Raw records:
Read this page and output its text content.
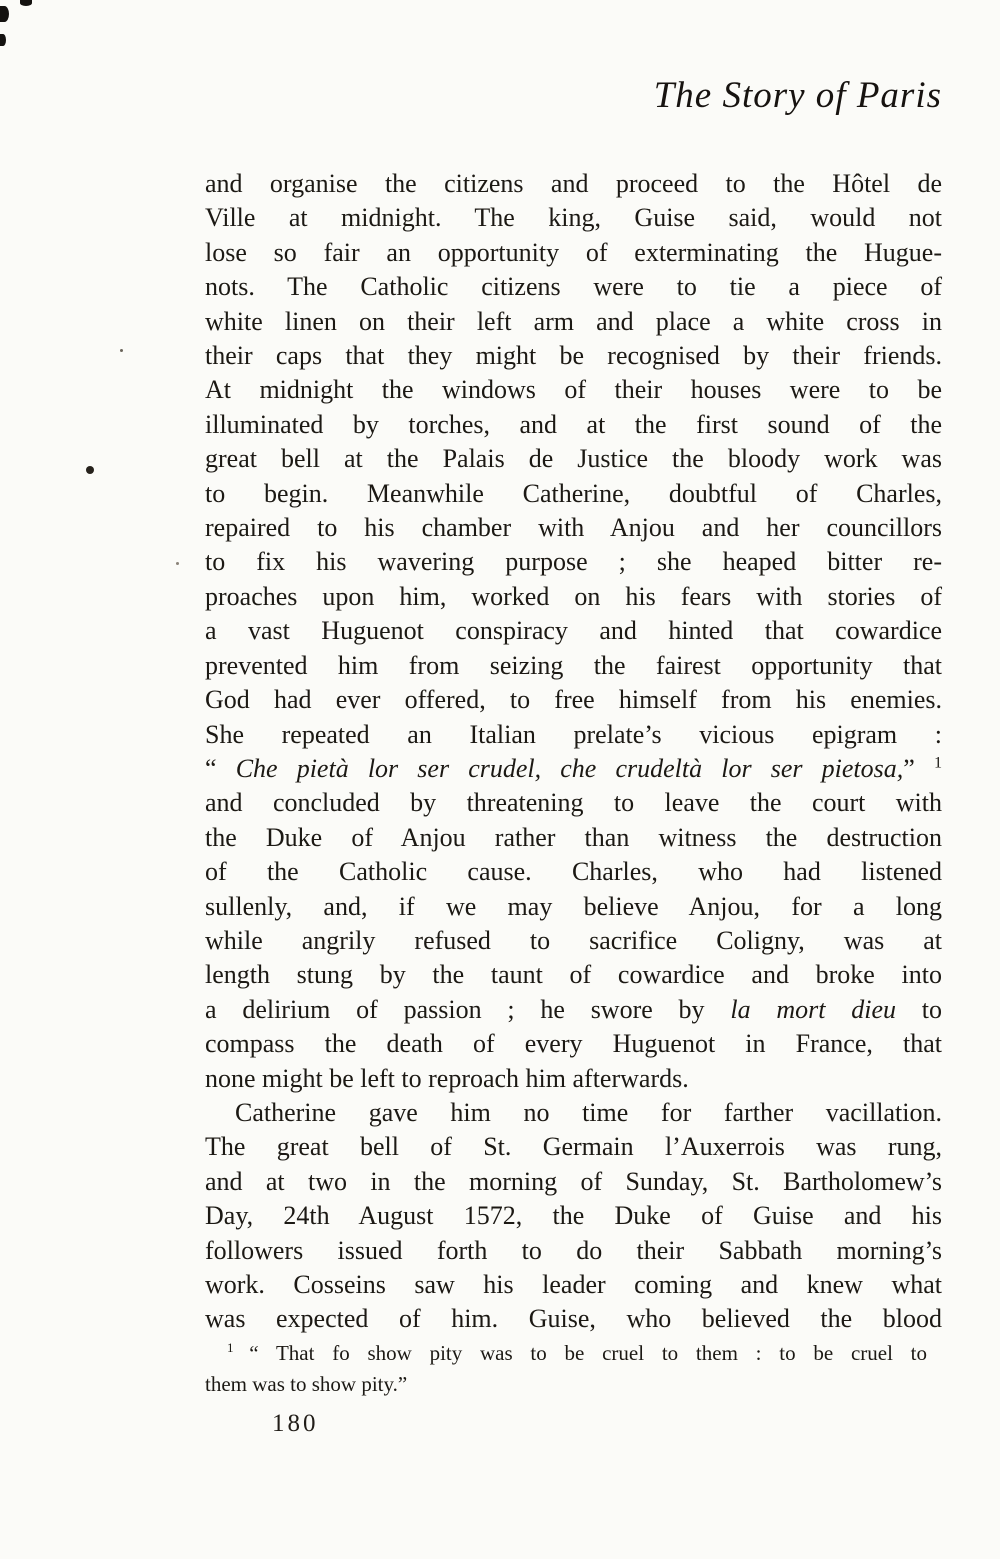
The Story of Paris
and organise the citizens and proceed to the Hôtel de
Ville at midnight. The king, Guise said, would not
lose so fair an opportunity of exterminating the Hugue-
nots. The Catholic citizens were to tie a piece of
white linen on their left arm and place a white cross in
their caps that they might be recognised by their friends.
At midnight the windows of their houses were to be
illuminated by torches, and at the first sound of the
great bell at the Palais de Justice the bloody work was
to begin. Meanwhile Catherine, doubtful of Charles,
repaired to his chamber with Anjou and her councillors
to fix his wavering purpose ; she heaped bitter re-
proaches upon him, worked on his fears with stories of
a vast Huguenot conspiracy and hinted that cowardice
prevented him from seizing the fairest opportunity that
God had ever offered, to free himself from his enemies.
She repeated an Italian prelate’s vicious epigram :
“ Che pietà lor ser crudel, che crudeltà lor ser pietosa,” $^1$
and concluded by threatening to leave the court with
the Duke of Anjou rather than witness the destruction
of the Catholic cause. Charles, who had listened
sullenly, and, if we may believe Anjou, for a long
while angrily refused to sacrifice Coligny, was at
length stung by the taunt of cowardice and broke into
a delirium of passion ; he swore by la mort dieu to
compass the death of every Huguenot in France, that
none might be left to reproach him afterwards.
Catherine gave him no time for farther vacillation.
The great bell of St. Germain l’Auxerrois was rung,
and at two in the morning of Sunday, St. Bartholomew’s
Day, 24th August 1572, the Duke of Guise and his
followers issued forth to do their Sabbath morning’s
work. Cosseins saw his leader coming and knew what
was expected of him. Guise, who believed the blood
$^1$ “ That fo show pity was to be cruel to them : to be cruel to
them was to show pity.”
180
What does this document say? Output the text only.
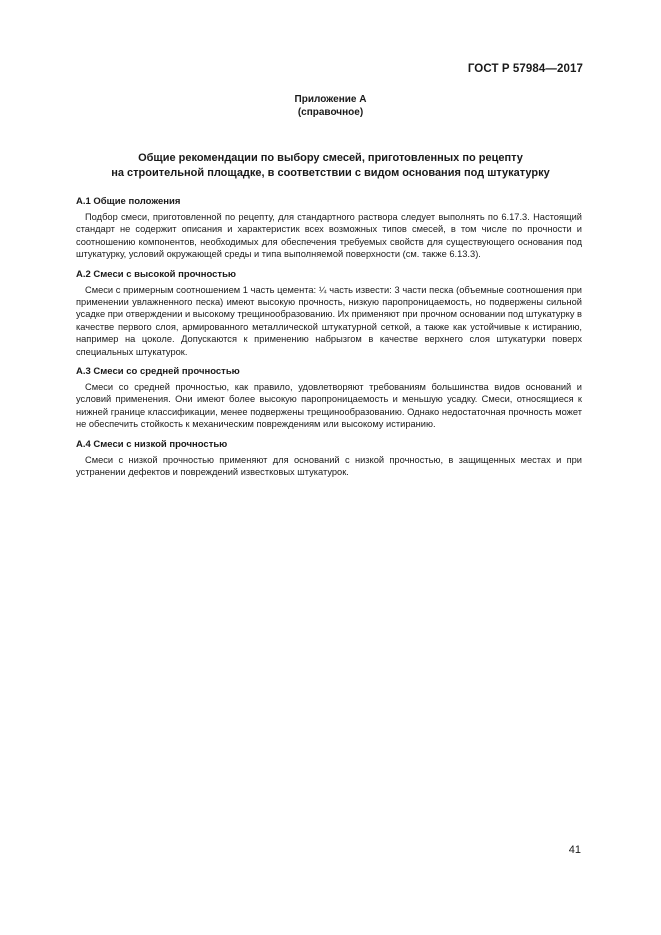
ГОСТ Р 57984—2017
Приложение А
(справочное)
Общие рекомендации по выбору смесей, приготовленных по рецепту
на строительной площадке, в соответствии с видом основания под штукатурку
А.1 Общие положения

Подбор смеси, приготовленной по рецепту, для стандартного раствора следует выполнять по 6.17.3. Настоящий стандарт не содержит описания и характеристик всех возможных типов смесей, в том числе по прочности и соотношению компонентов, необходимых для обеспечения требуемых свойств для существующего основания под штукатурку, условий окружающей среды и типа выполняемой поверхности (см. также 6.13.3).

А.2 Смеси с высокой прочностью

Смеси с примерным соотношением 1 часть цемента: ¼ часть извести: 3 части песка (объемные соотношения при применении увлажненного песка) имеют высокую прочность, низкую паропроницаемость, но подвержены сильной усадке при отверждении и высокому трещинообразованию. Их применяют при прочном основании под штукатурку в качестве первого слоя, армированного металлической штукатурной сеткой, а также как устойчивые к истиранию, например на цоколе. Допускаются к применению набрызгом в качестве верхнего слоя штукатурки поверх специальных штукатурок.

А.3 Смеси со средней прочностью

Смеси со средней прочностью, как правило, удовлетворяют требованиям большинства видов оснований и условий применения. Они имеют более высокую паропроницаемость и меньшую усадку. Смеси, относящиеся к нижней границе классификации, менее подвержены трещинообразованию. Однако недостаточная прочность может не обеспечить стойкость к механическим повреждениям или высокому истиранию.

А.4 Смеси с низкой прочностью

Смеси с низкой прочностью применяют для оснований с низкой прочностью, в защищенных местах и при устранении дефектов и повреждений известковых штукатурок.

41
* * *
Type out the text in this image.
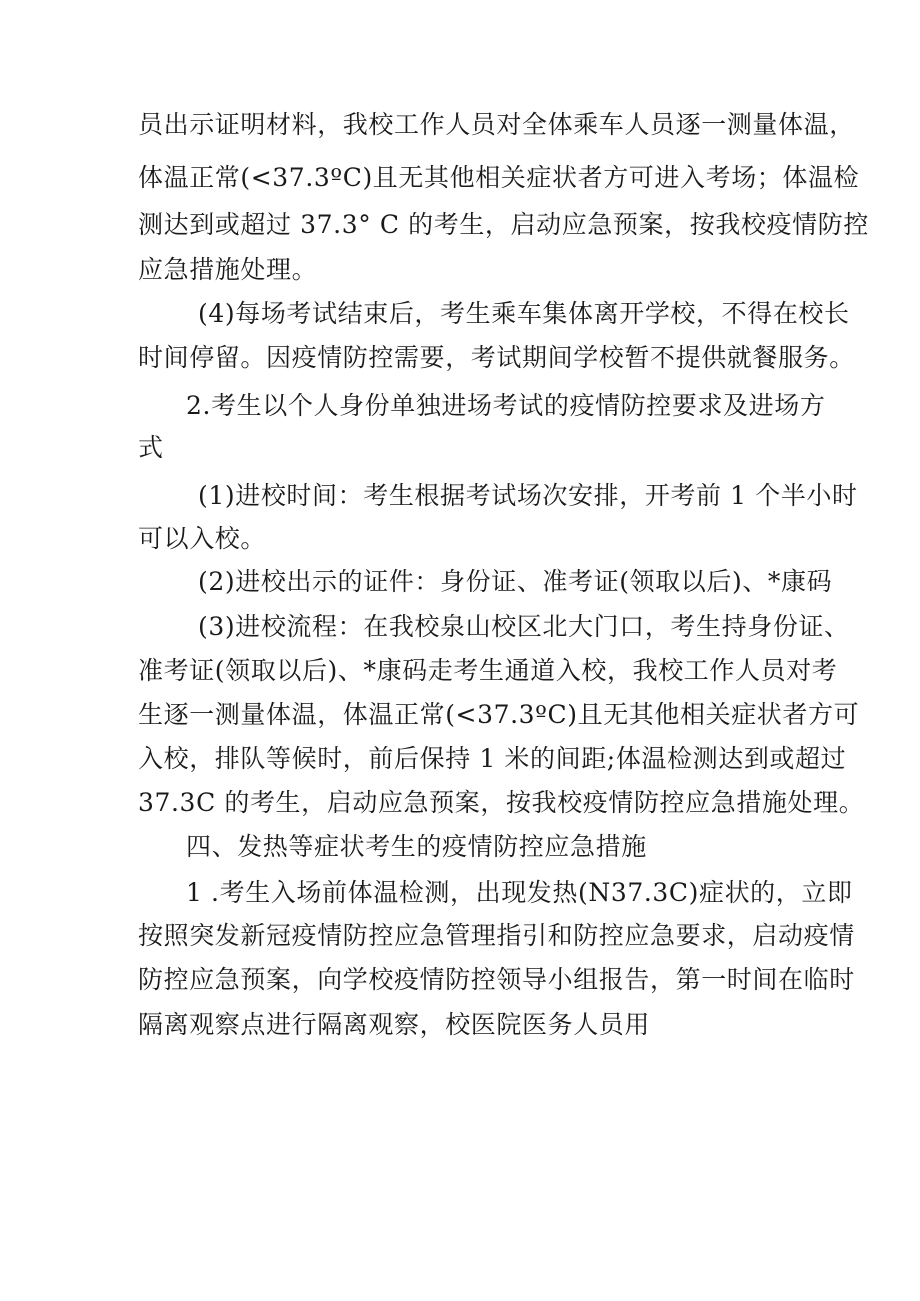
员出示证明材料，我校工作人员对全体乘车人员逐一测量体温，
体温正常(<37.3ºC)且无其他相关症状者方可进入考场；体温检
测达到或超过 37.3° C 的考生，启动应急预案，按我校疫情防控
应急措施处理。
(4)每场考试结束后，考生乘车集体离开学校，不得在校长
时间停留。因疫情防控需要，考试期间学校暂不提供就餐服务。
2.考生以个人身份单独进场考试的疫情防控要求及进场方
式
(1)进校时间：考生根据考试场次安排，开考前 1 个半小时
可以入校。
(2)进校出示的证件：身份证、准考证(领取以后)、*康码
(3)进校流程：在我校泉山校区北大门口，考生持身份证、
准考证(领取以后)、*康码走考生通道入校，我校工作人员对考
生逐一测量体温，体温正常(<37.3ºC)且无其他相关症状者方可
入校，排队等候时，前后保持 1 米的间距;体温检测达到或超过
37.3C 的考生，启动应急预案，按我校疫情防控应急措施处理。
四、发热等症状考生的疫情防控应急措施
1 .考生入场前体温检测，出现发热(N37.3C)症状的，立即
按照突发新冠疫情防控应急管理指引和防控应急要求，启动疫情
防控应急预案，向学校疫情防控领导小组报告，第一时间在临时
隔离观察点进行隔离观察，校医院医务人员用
* * *
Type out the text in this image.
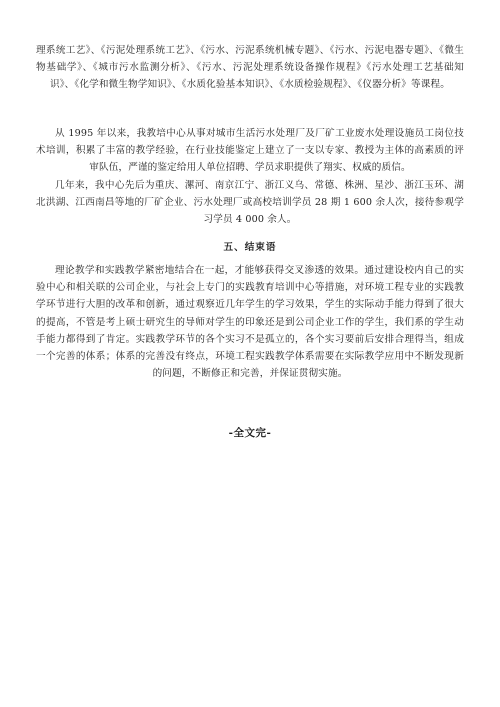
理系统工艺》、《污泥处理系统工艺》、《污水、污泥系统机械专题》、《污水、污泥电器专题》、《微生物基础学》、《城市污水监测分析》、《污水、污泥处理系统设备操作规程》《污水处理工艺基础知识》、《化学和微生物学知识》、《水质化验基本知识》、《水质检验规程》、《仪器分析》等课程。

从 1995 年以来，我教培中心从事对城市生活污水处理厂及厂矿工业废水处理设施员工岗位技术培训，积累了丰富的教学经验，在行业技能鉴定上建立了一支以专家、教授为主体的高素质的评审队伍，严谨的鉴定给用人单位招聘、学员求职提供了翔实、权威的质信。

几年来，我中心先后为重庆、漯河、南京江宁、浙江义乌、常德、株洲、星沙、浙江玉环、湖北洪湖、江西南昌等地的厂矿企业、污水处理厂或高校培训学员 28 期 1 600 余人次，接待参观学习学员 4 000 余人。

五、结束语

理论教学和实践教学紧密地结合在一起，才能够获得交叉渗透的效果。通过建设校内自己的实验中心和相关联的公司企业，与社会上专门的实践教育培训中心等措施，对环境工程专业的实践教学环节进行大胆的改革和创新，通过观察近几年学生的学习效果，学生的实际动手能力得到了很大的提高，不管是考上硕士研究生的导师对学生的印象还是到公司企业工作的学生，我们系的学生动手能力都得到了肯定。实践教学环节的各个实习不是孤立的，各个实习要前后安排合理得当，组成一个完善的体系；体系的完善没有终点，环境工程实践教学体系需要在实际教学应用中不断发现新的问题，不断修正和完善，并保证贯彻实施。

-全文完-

# PROBLEM DETAILS
List every line above that contains the word "their".

# ANSWER IN FULL
white linen on their left arm and place a white cross in
their caps that they might be recognised by their friends.
At midnight the windows of their houses were to be
followers issued forth to do their Sabbath morning’s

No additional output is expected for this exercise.